***** Extracted records

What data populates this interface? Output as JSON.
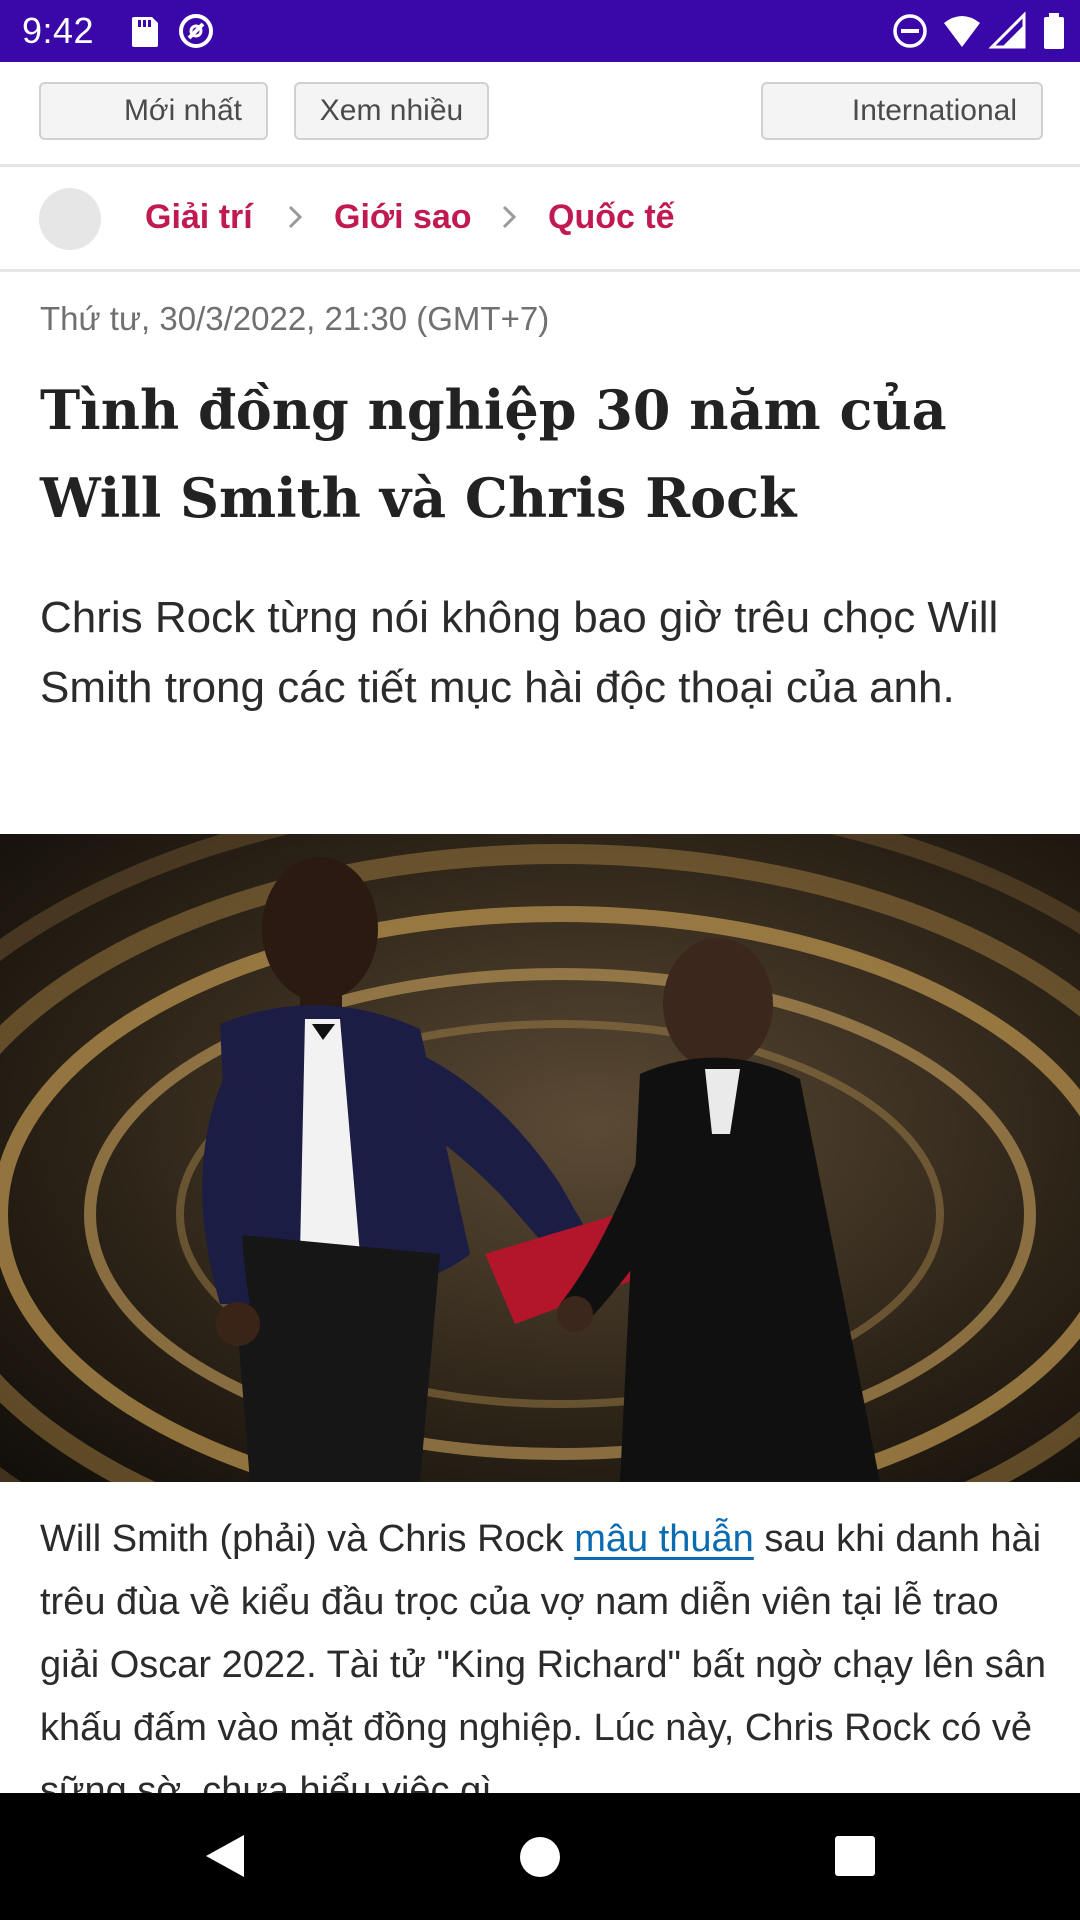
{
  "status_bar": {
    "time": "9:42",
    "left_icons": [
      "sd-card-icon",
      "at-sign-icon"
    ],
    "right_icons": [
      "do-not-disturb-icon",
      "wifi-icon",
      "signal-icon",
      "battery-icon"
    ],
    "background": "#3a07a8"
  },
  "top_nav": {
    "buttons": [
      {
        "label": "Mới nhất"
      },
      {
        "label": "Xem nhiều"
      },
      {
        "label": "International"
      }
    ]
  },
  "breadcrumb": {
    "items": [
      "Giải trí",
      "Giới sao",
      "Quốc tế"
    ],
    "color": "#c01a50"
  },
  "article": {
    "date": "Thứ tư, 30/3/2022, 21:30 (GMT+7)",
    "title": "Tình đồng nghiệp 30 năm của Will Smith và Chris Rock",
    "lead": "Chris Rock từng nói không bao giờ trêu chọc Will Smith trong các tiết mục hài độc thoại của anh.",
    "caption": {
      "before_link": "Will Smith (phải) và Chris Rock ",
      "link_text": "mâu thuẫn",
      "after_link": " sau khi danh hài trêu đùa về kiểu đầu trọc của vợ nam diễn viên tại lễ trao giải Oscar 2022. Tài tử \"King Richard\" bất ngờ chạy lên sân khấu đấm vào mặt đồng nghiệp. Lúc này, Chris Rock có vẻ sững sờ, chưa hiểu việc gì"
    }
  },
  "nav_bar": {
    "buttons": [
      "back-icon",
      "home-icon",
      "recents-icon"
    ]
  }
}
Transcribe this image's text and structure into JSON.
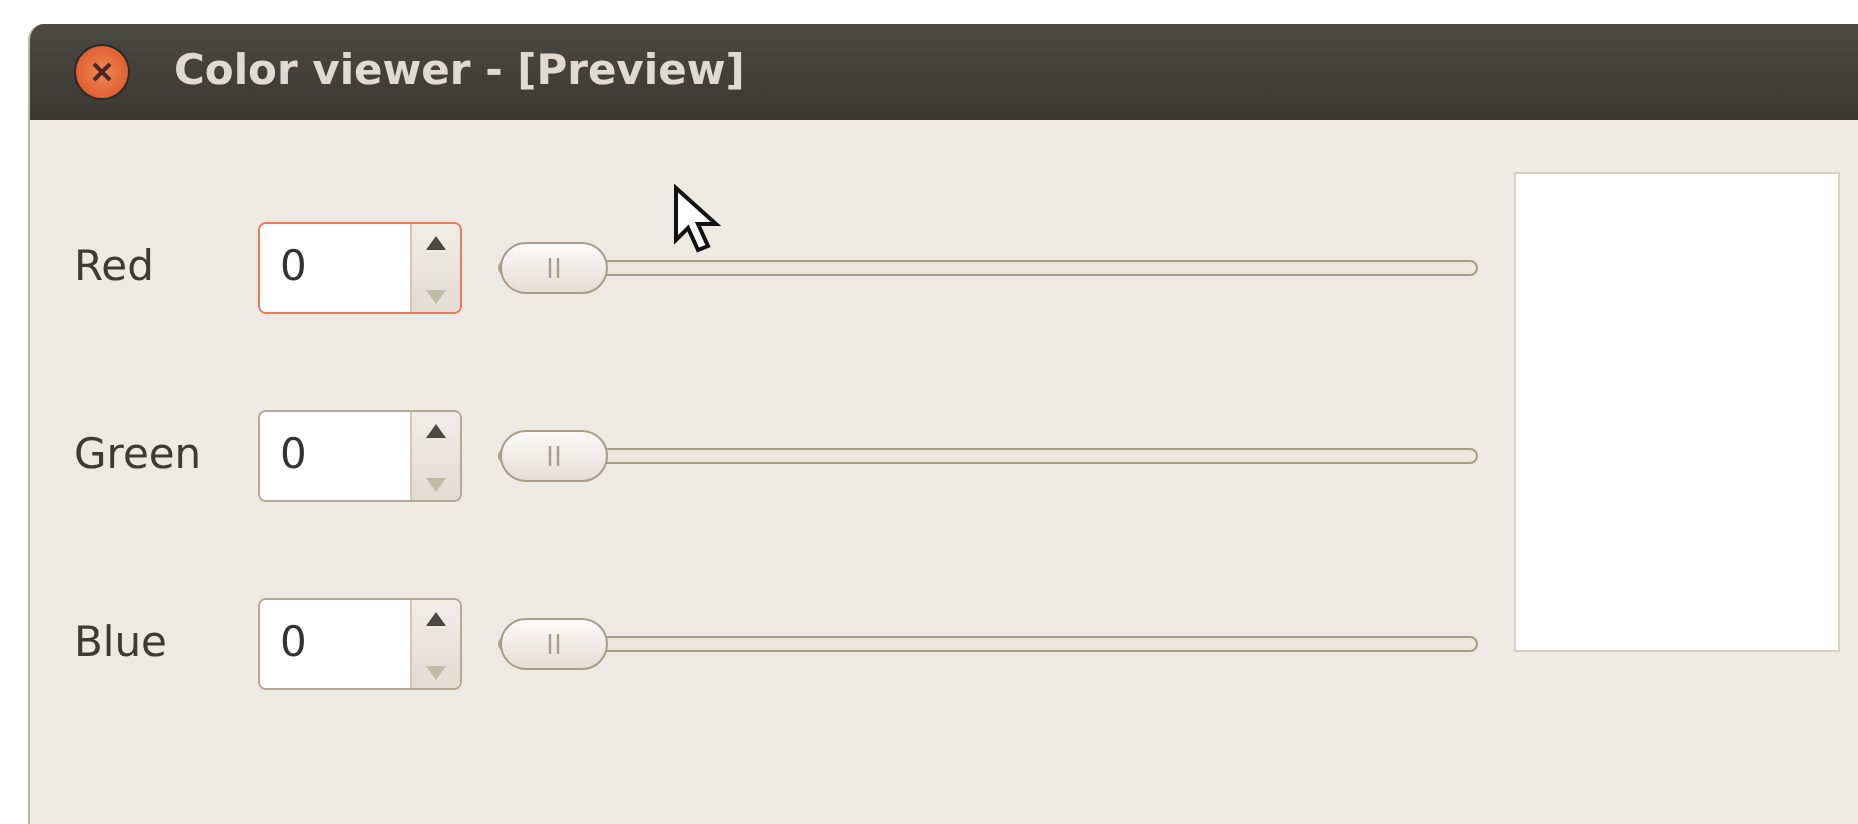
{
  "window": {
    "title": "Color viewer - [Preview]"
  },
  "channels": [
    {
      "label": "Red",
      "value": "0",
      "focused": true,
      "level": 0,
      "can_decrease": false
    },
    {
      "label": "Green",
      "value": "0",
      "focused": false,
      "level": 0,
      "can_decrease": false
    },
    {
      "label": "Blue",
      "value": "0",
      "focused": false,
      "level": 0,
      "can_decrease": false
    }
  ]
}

**********

Scan the records for the string "this". Copy each line in which it appears.

What data populates this interface? Output as JSON.
Transcribe this image's text and structure into JSON.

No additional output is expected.